━━ DATA SUPPLIED ━━
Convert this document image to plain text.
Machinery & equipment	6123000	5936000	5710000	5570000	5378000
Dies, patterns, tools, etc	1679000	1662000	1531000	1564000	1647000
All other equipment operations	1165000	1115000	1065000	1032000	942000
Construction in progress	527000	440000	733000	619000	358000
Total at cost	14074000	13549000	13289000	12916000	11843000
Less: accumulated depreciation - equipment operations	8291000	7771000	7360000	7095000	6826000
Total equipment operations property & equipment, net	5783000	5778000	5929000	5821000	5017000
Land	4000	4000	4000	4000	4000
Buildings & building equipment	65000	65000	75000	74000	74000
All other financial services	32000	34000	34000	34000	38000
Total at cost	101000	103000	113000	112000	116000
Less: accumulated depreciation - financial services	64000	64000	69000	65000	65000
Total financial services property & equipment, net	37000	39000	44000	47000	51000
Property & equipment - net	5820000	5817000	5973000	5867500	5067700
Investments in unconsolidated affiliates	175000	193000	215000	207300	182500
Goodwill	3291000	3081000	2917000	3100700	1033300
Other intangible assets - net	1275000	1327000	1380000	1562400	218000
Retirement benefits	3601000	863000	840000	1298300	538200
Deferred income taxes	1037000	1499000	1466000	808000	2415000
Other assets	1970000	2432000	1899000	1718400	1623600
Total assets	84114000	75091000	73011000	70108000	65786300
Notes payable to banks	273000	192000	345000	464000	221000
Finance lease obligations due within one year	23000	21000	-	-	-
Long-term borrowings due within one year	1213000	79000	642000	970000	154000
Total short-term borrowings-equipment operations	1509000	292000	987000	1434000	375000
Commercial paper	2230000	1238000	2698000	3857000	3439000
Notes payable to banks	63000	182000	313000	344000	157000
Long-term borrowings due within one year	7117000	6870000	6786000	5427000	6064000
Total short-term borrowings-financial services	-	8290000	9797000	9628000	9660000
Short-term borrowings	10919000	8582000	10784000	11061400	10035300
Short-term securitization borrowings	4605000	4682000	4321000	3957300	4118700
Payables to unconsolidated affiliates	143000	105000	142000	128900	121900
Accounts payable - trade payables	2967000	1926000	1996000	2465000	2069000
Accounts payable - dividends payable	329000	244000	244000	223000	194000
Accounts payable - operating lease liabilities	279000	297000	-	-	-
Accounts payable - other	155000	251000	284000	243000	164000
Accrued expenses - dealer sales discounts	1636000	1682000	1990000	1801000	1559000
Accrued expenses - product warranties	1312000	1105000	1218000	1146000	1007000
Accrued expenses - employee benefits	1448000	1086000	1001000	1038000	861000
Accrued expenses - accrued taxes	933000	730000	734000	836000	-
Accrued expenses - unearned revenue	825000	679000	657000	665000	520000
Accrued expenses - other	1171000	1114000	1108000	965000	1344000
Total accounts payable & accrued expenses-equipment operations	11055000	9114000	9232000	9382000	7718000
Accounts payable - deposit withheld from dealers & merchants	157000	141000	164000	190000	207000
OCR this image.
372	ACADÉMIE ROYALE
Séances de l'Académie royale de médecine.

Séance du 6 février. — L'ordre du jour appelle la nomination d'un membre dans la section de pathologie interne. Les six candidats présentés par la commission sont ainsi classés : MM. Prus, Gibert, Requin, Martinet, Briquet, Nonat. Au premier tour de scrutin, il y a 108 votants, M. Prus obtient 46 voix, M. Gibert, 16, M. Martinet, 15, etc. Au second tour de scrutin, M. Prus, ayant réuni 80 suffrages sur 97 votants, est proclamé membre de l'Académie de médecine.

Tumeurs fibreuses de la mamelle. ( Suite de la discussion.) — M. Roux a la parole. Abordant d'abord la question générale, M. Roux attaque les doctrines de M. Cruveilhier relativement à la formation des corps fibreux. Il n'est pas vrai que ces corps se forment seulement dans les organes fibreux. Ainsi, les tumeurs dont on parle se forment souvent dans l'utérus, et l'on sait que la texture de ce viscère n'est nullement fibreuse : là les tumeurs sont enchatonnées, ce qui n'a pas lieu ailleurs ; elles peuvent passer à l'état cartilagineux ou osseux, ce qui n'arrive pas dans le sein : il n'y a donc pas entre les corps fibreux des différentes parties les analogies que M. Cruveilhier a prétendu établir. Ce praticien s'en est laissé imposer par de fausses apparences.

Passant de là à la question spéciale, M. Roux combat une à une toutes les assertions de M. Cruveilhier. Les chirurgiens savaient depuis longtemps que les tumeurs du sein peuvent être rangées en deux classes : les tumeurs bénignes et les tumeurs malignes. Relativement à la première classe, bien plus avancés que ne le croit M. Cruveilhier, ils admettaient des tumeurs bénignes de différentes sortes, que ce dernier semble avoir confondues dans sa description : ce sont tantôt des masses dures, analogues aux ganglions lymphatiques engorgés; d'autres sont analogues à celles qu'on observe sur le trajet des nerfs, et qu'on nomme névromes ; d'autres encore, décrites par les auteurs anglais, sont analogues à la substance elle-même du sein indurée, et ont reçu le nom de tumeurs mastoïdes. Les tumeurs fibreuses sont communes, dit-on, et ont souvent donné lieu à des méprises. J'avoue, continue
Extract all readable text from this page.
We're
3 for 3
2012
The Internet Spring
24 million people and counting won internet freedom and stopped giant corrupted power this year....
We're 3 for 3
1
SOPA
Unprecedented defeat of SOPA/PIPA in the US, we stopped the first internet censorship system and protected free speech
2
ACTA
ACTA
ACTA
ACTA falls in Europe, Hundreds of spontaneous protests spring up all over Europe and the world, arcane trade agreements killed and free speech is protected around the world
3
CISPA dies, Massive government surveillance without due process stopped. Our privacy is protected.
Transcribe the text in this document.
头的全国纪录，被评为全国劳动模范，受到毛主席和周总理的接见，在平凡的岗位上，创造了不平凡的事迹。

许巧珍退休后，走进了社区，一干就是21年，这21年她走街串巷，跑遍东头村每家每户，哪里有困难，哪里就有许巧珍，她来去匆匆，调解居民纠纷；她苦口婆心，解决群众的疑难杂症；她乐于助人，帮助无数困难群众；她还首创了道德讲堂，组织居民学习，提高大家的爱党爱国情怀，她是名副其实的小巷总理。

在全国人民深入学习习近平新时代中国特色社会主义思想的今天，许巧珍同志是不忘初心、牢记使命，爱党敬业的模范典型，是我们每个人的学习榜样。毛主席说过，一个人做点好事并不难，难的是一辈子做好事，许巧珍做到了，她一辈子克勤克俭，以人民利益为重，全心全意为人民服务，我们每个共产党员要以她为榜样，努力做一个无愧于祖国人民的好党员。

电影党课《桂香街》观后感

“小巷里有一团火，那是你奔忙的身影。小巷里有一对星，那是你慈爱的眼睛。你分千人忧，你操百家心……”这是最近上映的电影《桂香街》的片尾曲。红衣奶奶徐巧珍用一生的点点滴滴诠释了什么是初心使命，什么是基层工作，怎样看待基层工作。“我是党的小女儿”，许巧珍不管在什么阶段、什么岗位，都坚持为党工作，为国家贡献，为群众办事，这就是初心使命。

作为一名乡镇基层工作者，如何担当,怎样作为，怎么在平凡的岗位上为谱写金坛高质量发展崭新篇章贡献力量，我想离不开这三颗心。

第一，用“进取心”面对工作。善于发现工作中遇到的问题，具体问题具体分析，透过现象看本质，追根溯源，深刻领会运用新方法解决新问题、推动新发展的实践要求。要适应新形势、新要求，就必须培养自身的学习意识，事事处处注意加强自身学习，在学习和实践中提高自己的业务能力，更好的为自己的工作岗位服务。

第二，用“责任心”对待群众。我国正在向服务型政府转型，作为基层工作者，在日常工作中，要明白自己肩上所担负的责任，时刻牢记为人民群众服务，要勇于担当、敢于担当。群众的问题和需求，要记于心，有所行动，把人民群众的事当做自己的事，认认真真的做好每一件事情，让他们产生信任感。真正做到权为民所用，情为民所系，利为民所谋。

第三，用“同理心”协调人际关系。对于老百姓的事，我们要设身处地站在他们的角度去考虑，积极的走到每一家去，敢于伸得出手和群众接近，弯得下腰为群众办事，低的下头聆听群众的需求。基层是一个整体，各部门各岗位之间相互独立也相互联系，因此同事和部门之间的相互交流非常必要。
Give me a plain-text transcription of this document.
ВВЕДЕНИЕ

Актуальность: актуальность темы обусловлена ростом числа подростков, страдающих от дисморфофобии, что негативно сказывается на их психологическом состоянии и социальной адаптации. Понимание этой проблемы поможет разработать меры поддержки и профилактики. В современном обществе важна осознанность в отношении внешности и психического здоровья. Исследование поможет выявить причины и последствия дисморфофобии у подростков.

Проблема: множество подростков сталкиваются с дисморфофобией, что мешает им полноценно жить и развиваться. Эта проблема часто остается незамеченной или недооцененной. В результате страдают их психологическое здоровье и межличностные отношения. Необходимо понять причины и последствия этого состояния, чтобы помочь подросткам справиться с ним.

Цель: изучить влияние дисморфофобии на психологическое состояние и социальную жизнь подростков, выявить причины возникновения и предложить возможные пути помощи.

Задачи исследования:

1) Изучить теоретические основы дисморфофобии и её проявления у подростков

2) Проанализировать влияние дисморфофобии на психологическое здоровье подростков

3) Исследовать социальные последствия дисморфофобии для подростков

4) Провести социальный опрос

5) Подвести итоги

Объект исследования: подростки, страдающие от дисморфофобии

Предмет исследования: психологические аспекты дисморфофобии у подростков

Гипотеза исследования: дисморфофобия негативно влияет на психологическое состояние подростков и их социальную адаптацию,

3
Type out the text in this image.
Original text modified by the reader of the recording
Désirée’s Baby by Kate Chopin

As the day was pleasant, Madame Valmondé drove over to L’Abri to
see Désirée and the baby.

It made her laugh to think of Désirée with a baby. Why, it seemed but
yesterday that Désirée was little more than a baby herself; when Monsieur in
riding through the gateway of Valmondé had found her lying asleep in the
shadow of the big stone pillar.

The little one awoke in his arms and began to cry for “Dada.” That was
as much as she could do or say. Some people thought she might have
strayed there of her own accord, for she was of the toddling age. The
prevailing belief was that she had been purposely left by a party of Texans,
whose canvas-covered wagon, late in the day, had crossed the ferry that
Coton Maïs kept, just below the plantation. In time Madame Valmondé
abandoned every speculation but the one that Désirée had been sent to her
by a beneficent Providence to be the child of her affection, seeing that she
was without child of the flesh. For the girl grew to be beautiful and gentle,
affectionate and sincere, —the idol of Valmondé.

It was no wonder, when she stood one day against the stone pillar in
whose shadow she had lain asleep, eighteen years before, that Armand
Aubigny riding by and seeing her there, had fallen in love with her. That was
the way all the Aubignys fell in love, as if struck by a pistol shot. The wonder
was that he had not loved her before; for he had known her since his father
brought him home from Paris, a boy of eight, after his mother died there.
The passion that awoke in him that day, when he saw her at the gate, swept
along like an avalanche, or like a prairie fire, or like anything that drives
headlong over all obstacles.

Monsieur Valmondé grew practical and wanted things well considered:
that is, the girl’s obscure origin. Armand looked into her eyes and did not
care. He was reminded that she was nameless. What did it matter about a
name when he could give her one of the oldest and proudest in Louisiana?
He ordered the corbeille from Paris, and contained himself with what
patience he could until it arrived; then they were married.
━━━
TASK TO CARRY OUT ::
Copy out every line where the word "accumulated" occurs.

TASK RESPONSE ::
Less: accumulated depreciation - equipment operations	8291000	7771000	7360000	7095000	6826000
Less: accumulated depreciation - financial services	64000	64000	69000	65000	65000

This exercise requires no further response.